→ Stored records
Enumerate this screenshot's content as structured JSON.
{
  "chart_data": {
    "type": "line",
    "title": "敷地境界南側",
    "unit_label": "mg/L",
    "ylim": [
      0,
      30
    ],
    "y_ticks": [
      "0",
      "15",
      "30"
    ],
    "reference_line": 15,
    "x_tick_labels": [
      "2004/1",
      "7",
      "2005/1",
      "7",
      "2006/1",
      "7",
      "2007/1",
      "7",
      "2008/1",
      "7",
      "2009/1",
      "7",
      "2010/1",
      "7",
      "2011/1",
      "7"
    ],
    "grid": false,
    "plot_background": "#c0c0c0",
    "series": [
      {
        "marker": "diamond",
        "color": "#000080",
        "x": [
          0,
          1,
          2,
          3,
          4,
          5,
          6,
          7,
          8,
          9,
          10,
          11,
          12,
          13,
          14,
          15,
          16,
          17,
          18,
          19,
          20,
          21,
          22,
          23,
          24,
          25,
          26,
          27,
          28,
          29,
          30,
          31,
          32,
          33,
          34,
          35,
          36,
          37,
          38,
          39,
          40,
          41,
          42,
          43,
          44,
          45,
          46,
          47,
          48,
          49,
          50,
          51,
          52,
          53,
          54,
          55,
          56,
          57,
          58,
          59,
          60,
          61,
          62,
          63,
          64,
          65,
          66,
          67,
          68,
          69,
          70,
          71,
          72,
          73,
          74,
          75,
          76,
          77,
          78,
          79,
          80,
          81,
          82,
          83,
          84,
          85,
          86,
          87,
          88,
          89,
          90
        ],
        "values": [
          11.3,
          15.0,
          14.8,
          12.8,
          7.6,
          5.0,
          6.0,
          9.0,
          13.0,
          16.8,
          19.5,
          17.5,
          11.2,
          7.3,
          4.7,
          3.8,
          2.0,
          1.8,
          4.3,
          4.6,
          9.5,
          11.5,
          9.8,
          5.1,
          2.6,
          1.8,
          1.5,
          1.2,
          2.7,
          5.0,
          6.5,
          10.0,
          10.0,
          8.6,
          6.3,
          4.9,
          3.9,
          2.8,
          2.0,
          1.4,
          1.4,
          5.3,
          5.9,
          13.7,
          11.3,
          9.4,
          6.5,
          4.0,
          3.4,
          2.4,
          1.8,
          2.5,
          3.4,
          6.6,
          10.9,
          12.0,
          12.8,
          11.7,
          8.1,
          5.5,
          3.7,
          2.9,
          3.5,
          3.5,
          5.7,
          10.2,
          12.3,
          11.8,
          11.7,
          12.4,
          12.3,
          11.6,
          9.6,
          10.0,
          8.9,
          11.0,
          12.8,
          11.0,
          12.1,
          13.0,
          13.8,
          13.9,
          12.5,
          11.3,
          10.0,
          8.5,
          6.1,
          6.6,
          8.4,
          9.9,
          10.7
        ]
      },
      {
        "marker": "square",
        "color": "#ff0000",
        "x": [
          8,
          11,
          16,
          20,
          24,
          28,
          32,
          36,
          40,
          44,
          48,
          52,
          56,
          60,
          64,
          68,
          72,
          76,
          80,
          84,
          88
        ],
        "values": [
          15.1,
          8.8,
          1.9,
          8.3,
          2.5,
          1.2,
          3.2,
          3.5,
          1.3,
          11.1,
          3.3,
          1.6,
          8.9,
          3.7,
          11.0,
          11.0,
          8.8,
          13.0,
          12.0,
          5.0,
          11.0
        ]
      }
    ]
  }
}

→ Task description
Output all records verbatim.

→ Answer in full
Enumerate this screenshot's content as structured JSON.
{
  "chart_data": {
    "type": "line",
    "title": "敷地境界南側",
    "unit_label": "mg/L",
    "ylim": [
      0,
      30
    ],
    "y_ticks": [
      "0",
      "15",
      "30"
    ],
    "reference_line": 15,
    "x_tick_labels": [
      "2004/1",
      "7",
      "2005/1",
      "7",
      "2006/1",
      "7",
      "2007/1",
      "7",
      "2008/1",
      "7",
      "2009/1",
      "7",
      "2010/1",
      "7",
      "2011/1",
      "7"
    ],
    "grid": false,
    "plot_background": "#c0c0c0",
    "series": [
      {
        "marker": "diamond",
        "color": "#000080",
        "x": [
          0,
          1,
          2,
          3,
          4,
          5,
          6,
          7,
          8,
          9,
          10,
          11,
          12,
          13,
          14,
          15,
          16,
          17,
          18,
          19,
          20,
          21,
          22,
          23,
          24,
          25,
          26,
          27,
          28,
          29,
          30,
          31,
          32,
          33,
          34,
          35,
          36,
          37,
          38,
          39,
          40,
          41,
          42,
          43,
          44,
          45,
          46,
          47,
          48,
          49,
          50,
          51,
          52,
          53,
          54,
          55,
          56,
          57,
          58,
          59,
          60,
          61,
          62,
          63,
          64,
          65,
          66,
          67,
          68,
          69,
          70,
          71,
          72,
          73,
          74,
          75,
          76,
          77,
          78,
          79,
          80,
          81,
          82,
          83,
          84,
          85,
          86,
          87,
          88,
          89,
          90
        ],
        "values": [
          11.3,
          15.0,
          14.8,
          12.8,
          7.6,
          5.0,
          6.0,
          9.0,
          13.0,
          16.8,
          19.5,
          17.5,
          11.2,
          7.3,
          4.7,
          3.8,
          2.0,
          1.8,
          4.3,
          4.6,
          9.5,
          11.5,
          9.8,
          5.1,
          2.6,
          1.8,
          1.5,
          1.2,
          2.7,
          5.0,
          6.5,
          10.0,
          10.0,
          8.6,
          6.3,
          4.9,
          3.9,
          2.8,
          2.0,
          1.4,
          1.4,
          5.3,
          5.9,
          13.7,
          11.3,
          9.4,
          6.5,
          4.0,
          3.4,
          2.4,
          1.8,
          2.5,
          3.4,
          6.6,
          10.9,
          12.0,
          12.8,
          11.7,
          8.1,
          5.5,
          3.7,
          2.9,
          3.5,
          3.5,
          5.7,
          10.2,
          12.3,
          11.8,
          11.7,
          12.4,
          12.3,
          11.6,
          9.6,
          10.0,
          8.9,
          11.0,
          12.8,
          11.0,
          12.1,
          13.0,
          13.8,
          13.9,
          12.5,
          11.3,
          10.0,
          8.5,
          6.1,
          6.6,
          8.4,
          9.9,
          10.7
        ]
      },
      {
        "marker": "square",
        "color": "#ff0000",
        "x": [
          8,
          11,
          16,
          20,
          24,
          28,
          32,
          36,
          40,
          44,
          48,
          52,
          56,
          60,
          64,
          68,
          72,
          76,
          80,
          84,
          88
        ],
        "values": [
          15.1,
          8.8,
          1.9,
          8.3,
          2.5,
          1.2,
          3.2,
          3.5,
          1.3,
          11.1,
          3.3,
          1.6,
          8.9,
          3.7,
          11.0,
          11.0,
          8.8,
          13.0,
          12.0,
          5.0,
          11.0
        ]
      }
    ]
  }
}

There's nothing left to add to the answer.